Description of the task
Pick out the lines below that include the string "classes".

Available records
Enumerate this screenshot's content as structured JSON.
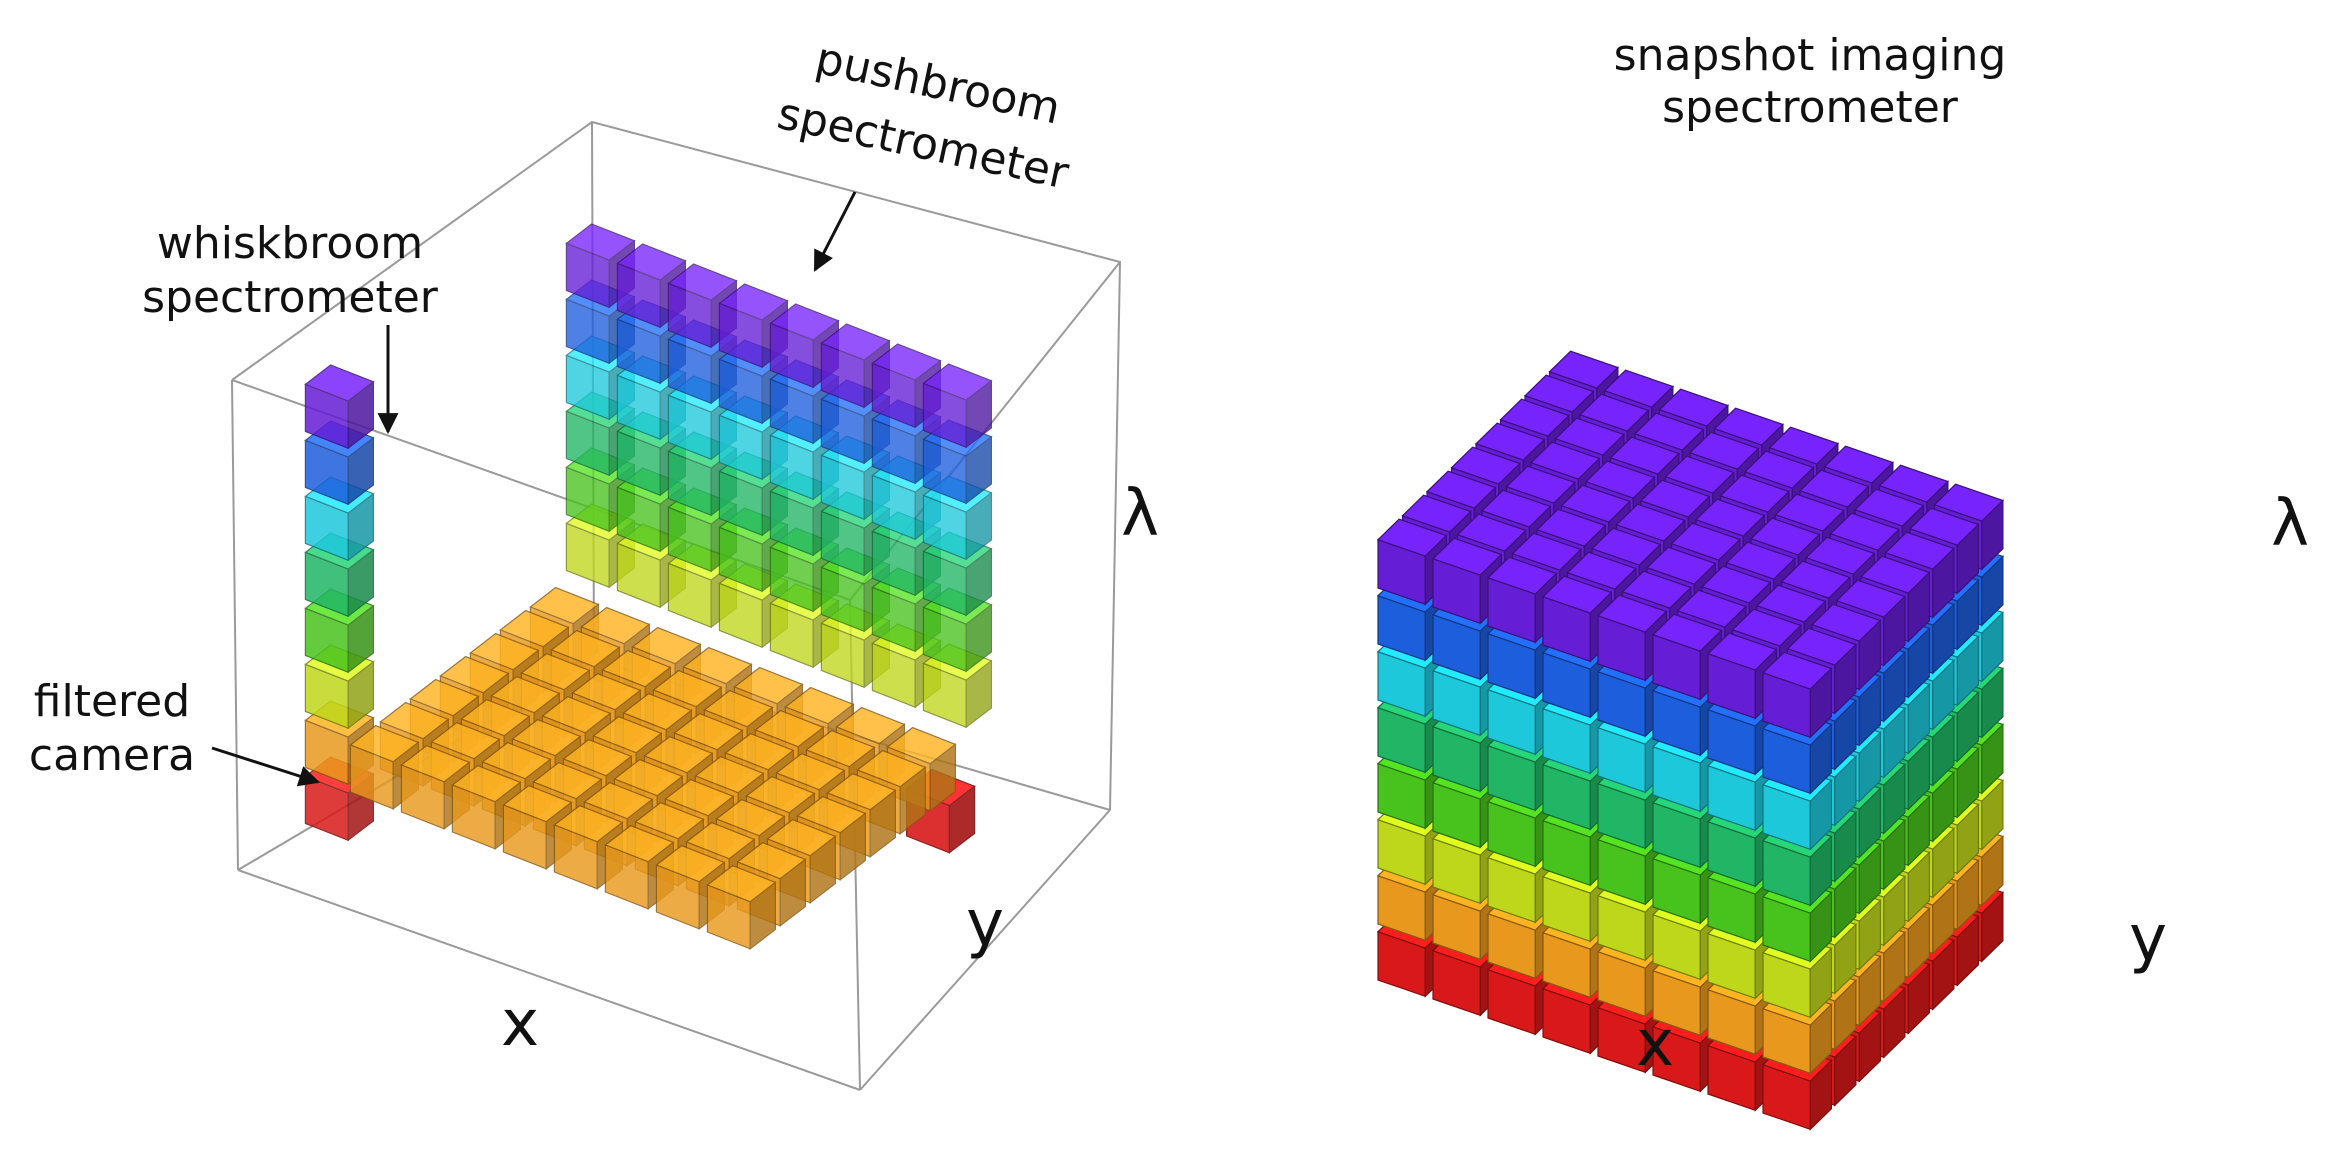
{
  "left_panel": {
    "labels": {
      "pushbroom": [
        "pushbroom",
        "spectrometer"
      ],
      "whiskbroom": [
        "whiskbroom",
        "spectrometer"
      ],
      "filtered": [
        "filtered",
        "camera"
      ]
    },
    "axes": {
      "x": "x",
      "y": "y",
      "lambda": "λ"
    }
  },
  "right_panel": {
    "title": [
      "snapshot imaging",
      "spectrometer"
    ],
    "axes": {
      "x": "x",
      "y": "y",
      "lambda": "λ"
    }
  },
  "colors": {
    "spectral_bands_top_to_bottom": [
      "#6a1fe0",
      "#1f63e8",
      "#1fd2e6",
      "#22c06a",
      "#4ccc1e",
      "#c9e21c",
      "#f4a11e",
      "#e41a1a"
    ],
    "filtered_layer": "#f4a11e"
  }
}
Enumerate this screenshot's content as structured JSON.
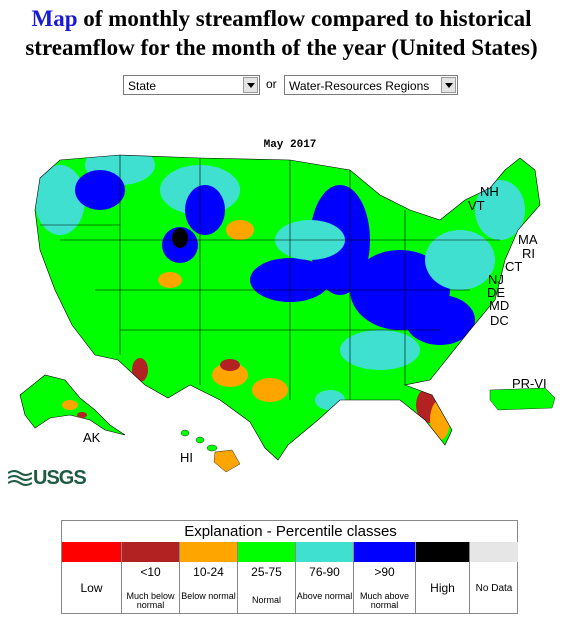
{
  "header": {
    "title_link": "Map",
    "title_rest": " of monthly streamflow compared to historical",
    "title_line2": "streamflow for the month of the year (United States)"
  },
  "selectors": {
    "state": {
      "selected": "State"
    },
    "or_label": "or",
    "region": {
      "selected": "Water-Resources Regions"
    }
  },
  "map": {
    "date_label": "May 2017",
    "state_labels": [
      "NH",
      "VT",
      "MA",
      "RI",
      "CT",
      "NJ",
      "DE",
      "MD",
      "DC",
      "PR-VI",
      "AK",
      "HI"
    ]
  },
  "logo": {
    "text": "USGS"
  },
  "legend": {
    "title": "Explanation - Percentile classes",
    "classes": [
      {
        "color": "#ff0000",
        "label": "Low",
        "sublabel": ""
      },
      {
        "color": "#b22222",
        "label": "<10",
        "sublabel": "Much below normal"
      },
      {
        "color": "#ffa500",
        "label": "10-24",
        "sublabel": "Below normal"
      },
      {
        "color": "#00ff00",
        "label": "25-75",
        "sublabel": "Normal"
      },
      {
        "color": "#40e0d0",
        "label": "76-90",
        "sublabel": "Above normal"
      },
      {
        "color": "#0000ff",
        "label": ">90",
        "sublabel": "Much above normal"
      },
      {
        "color": "#000000",
        "label": "High",
        "sublabel": ""
      },
      {
        "color": "#e6e6e6",
        "label": "No Data",
        "sublabel": ""
      }
    ]
  }
}
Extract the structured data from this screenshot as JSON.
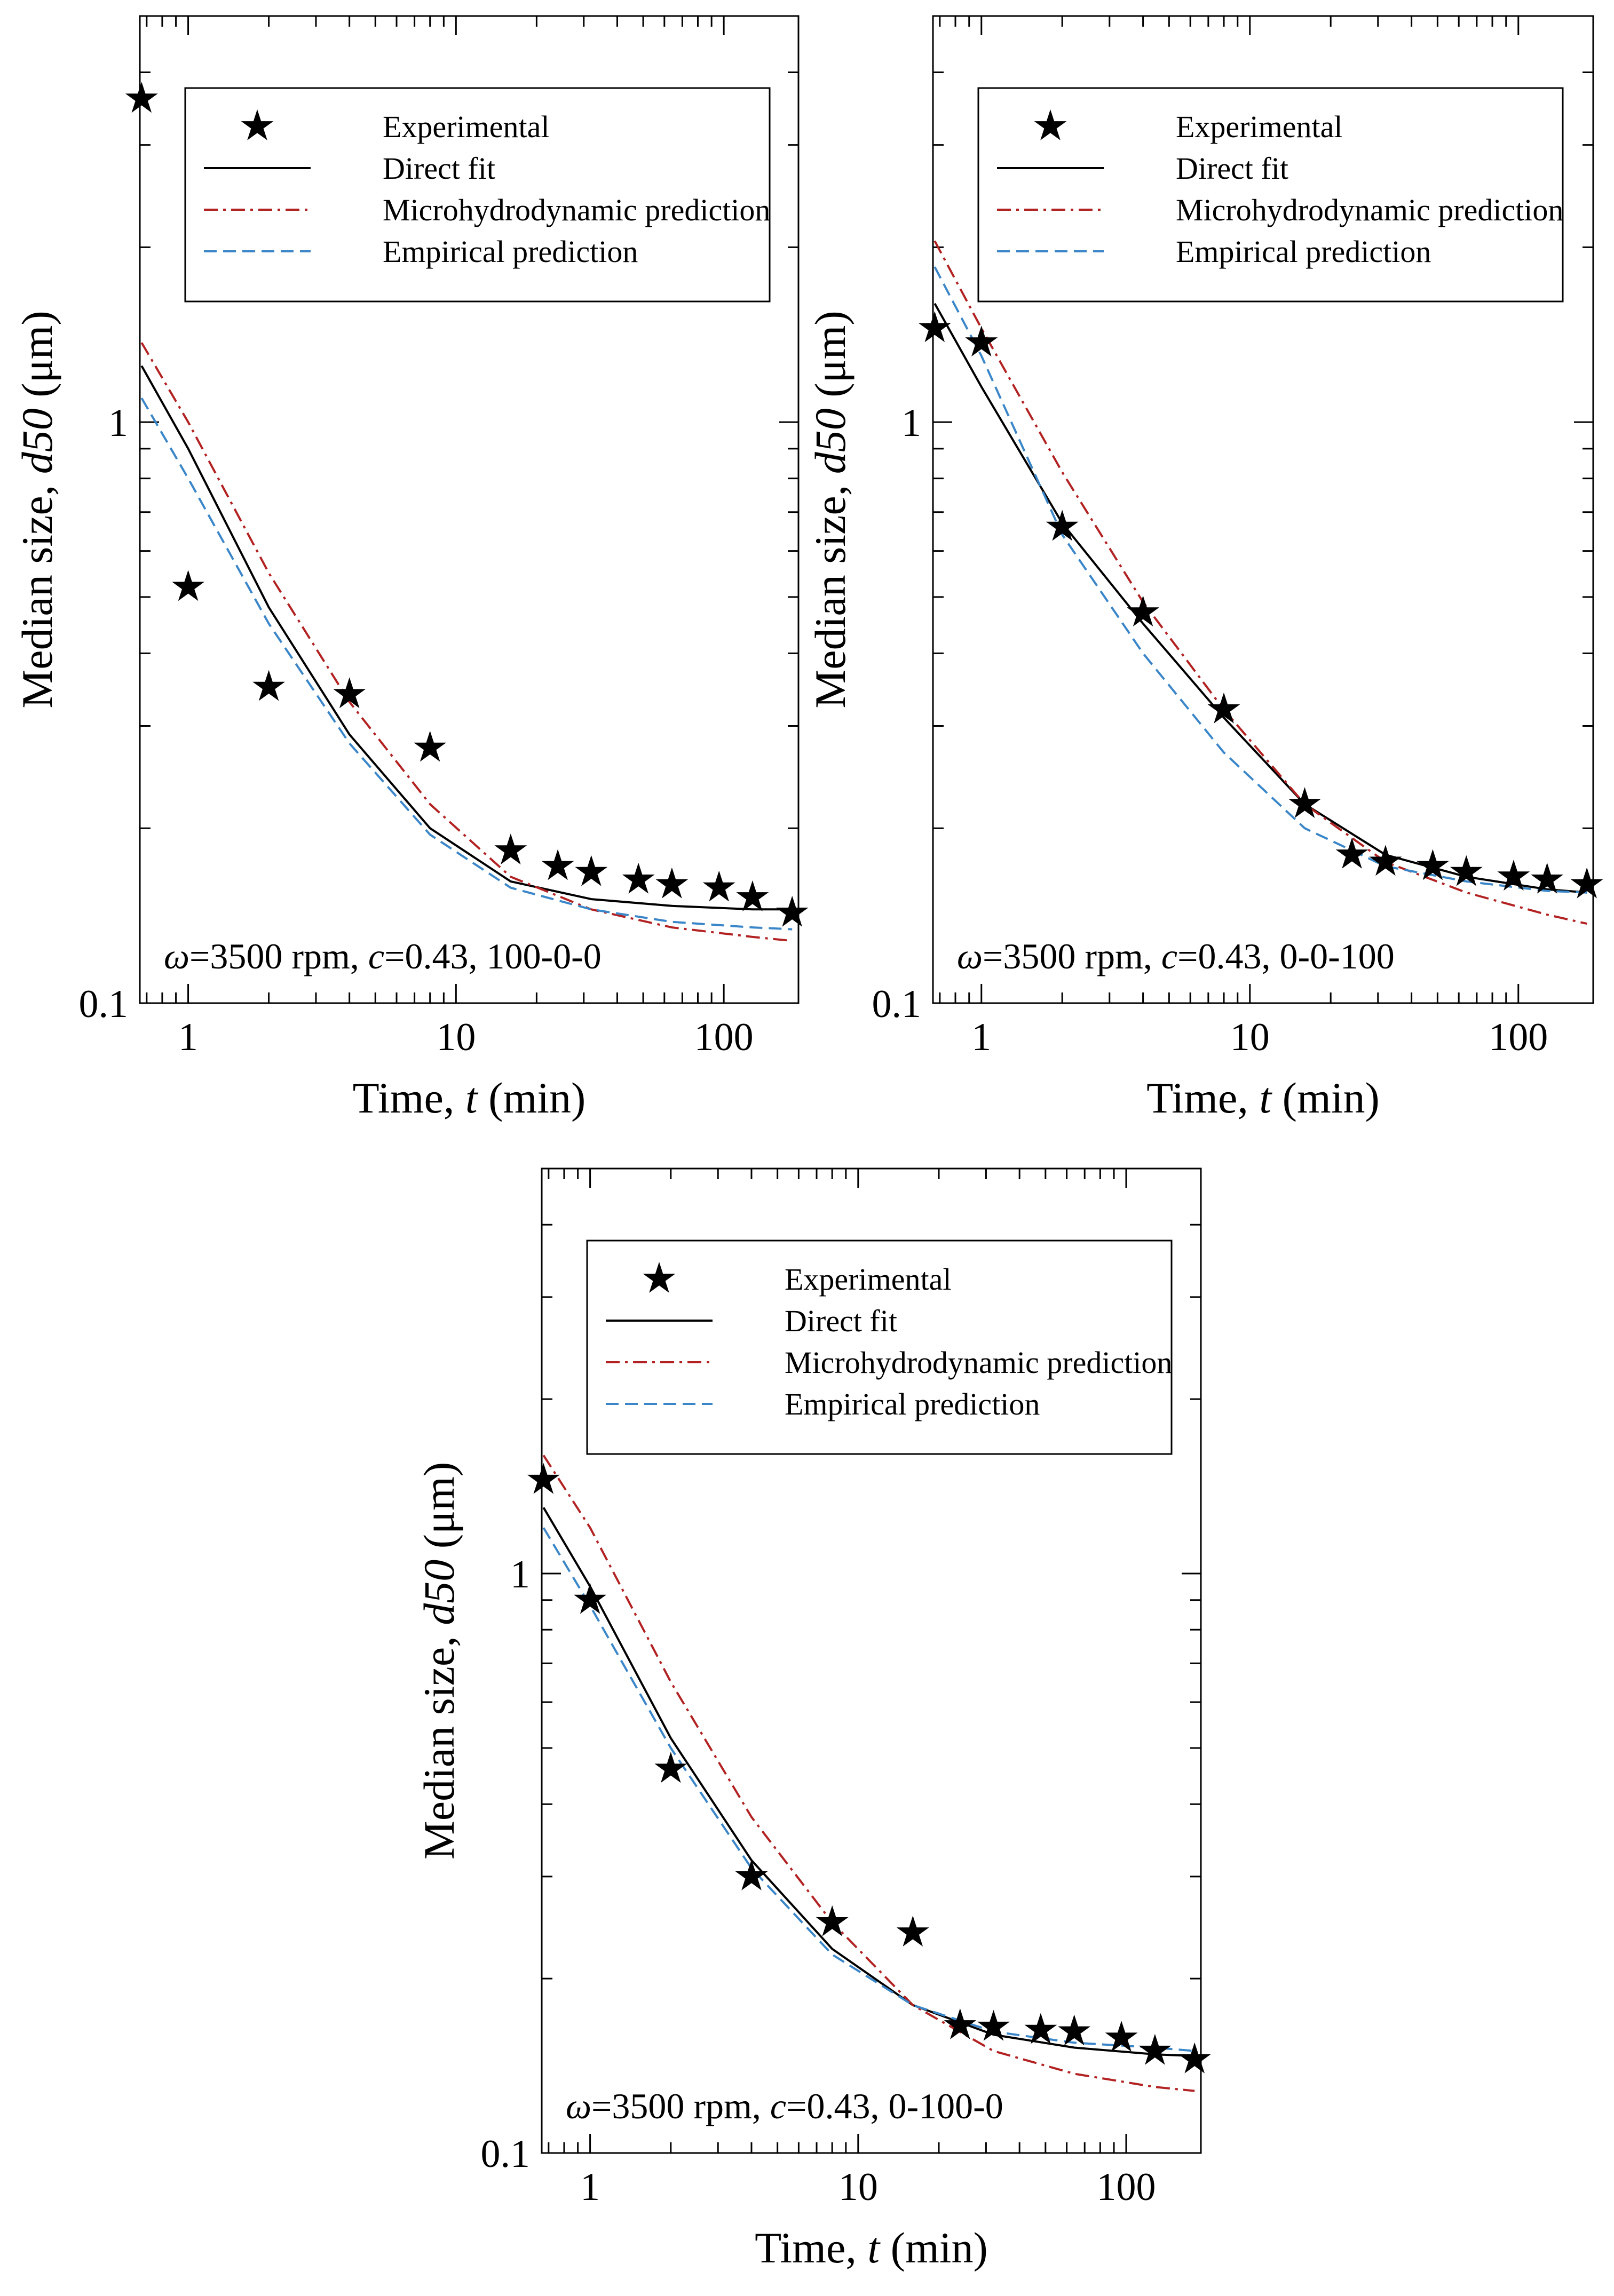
{
  "legend_labels": {
    "experimental": "Experimental",
    "direct_fit": "Direct fit",
    "micro": "Microhydrodynamic prediction",
    "empirical": "Empirical prediction"
  },
  "colors": {
    "experimental": "#000000",
    "direct_fit": "#000000",
    "micro": "#b22222",
    "empirical": "#3a86c8",
    "frame": "#000000"
  },
  "axis_titles": {
    "x": {
      "prefix": "Time, ",
      "var": "t",
      "suffix": " (min)"
    },
    "y": {
      "prefix": "Median size, ",
      "var": "d50",
      "suffix": " (μm)"
    }
  },
  "chart_data": [
    {
      "type": "line",
      "panel": "top-left",
      "xscale": "log",
      "yscale": "log",
      "xlim": [
        0.66,
        190
      ],
      "ylim": [
        0.1,
        5.0
      ],
      "x_ticks": [
        1,
        10,
        100
      ],
      "x_tick_labels": [
        "1",
        "10",
        "100"
      ],
      "y_ticks": [
        0.1,
        1
      ],
      "y_tick_labels": [
        "0.1",
        "1"
      ],
      "xlabel": "Time, t (min)",
      "ylabel": "Median size, d50 (μm)",
      "annotation": {
        "omega_symbol": "ω",
        "text": "=3500 rpm, ",
        "c_symbol": "c",
        "rest": "=0.43, 100-0-0"
      },
      "legend_position": "top",
      "series": [
        {
          "name": "Experimental",
          "style": "markers",
          "x": [
            0.67,
            1,
            2,
            4,
            8,
            16,
            24,
            32,
            48,
            64,
            96,
            128,
            180
          ],
          "y": [
            3.6,
            0.52,
            0.35,
            0.34,
            0.275,
            0.183,
            0.172,
            0.168,
            0.163,
            0.16,
            0.158,
            0.152,
            0.143
          ]
        },
        {
          "name": "Direct fit",
          "style": "solid",
          "x": [
            0.67,
            1,
            2,
            4,
            8,
            16,
            32,
            64,
            128,
            180
          ],
          "y": [
            1.25,
            0.9,
            0.48,
            0.29,
            0.2,
            0.162,
            0.151,
            0.147,
            0.145,
            0.145
          ]
        },
        {
          "name": "Microhydrodynamic prediction",
          "style": "dashdot",
          "x": [
            0.67,
            1,
            2,
            4,
            8,
            16,
            32,
            64,
            128,
            180
          ],
          "y": [
            1.37,
            1.0,
            0.55,
            0.33,
            0.22,
            0.165,
            0.145,
            0.135,
            0.13,
            0.128
          ]
        },
        {
          "name": "Empirical prediction",
          "style": "dashed",
          "x": [
            0.67,
            1,
            2,
            4,
            8,
            16,
            32,
            64,
            128,
            180
          ],
          "y": [
            1.1,
            0.8,
            0.45,
            0.28,
            0.195,
            0.158,
            0.145,
            0.138,
            0.135,
            0.134
          ]
        }
      ]
    },
    {
      "type": "line",
      "panel": "top-right",
      "xscale": "log",
      "yscale": "log",
      "xlim": [
        0.66,
        190
      ],
      "ylim": [
        0.1,
        5.0
      ],
      "x_ticks": [
        1,
        10,
        100
      ],
      "x_tick_labels": [
        "1",
        "10",
        "100"
      ],
      "y_ticks": [
        0.1,
        1
      ],
      "y_tick_labels": [
        "0.1",
        "1"
      ],
      "xlabel": "Time, t (min)",
      "ylabel": "Median size, d50 (μm)",
      "annotation": {
        "omega_symbol": "ω",
        "text": "=3500 rpm, ",
        "c_symbol": "c",
        "rest": "=0.43, 0-0-100"
      },
      "legend_position": "top",
      "series": [
        {
          "name": "Experimental",
          "style": "markers",
          "x": [
            0.67,
            1,
            2,
            4,
            8,
            16,
            24,
            32,
            48,
            64,
            96,
            128,
            180
          ],
          "y": [
            1.45,
            1.37,
            0.66,
            0.47,
            0.32,
            0.22,
            0.18,
            0.175,
            0.172,
            0.168,
            0.165,
            0.163,
            0.16
          ]
        },
        {
          "name": "Direct fit",
          "style": "solid",
          "x": [
            0.67,
            1,
            2,
            4,
            8,
            16,
            32,
            64,
            128,
            180
          ],
          "y": [
            1.6,
            1.15,
            0.67,
            0.45,
            0.31,
            0.22,
            0.18,
            0.165,
            0.157,
            0.155
          ]
        },
        {
          "name": "Microhydrodynamic prediction",
          "style": "dashdot",
          "x": [
            0.67,
            1,
            2,
            4,
            8,
            16,
            32,
            64,
            128,
            180
          ],
          "y": [
            2.05,
            1.45,
            0.82,
            0.49,
            0.32,
            0.22,
            0.175,
            0.155,
            0.142,
            0.137
          ]
        },
        {
          "name": "Empirical prediction",
          "style": "dashed",
          "x": [
            0.67,
            1,
            2,
            4,
            8,
            16,
            32,
            64,
            128,
            180
          ],
          "y": [
            1.85,
            1.3,
            0.64,
            0.4,
            0.27,
            0.2,
            0.172,
            0.162,
            0.156,
            0.155
          ]
        }
      ]
    },
    {
      "type": "line",
      "panel": "bottom-center",
      "xscale": "log",
      "yscale": "log",
      "xlim": [
        0.66,
        190
      ],
      "ylim": [
        0.1,
        5.0
      ],
      "x_ticks": [
        1,
        10,
        100
      ],
      "x_tick_labels": [
        "1",
        "10",
        "100"
      ],
      "y_ticks": [
        0.1,
        1
      ],
      "y_tick_labels": [
        "0.1",
        "1"
      ],
      "xlabel": "Time, t (min)",
      "ylabel": "Median size, d50 (μm)",
      "annotation": {
        "omega_symbol": "ω",
        "text": "=3500 rpm, ",
        "c_symbol": "c",
        "rest": "=0.43, 0-100-0"
      },
      "legend_position": "top",
      "series": [
        {
          "name": "Experimental",
          "style": "markers",
          "x": [
            0.67,
            1,
            2,
            4,
            8,
            16,
            24,
            32,
            48,
            64,
            96,
            128,
            180
          ],
          "y": [
            1.45,
            0.9,
            0.46,
            0.3,
            0.25,
            0.24,
            0.166,
            0.165,
            0.163,
            0.162,
            0.158,
            0.15,
            0.145
          ]
        },
        {
          "name": "Direct fit",
          "style": "solid",
          "x": [
            0.67,
            1,
            2,
            4,
            8,
            16,
            32,
            64,
            128,
            180
          ],
          "y": [
            1.3,
            0.95,
            0.52,
            0.32,
            0.225,
            0.18,
            0.16,
            0.152,
            0.148,
            0.147
          ]
        },
        {
          "name": "Microhydrodynamic prediction",
          "style": "dashdot",
          "x": [
            0.67,
            1,
            2,
            4,
            8,
            16,
            32,
            64,
            128,
            180
          ],
          "y": [
            1.6,
            1.2,
            0.65,
            0.38,
            0.25,
            0.18,
            0.15,
            0.137,
            0.13,
            0.128
          ]
        },
        {
          "name": "Empirical prediction",
          "style": "dashed",
          "x": [
            0.67,
            1,
            2,
            4,
            8,
            16,
            32,
            64,
            128,
            180
          ],
          "y": [
            1.2,
            0.88,
            0.5,
            0.31,
            0.22,
            0.18,
            0.162,
            0.155,
            0.152,
            0.15
          ]
        }
      ]
    }
  ]
}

In response
    "title": "Explanation - Percentile classes",
    "classes": [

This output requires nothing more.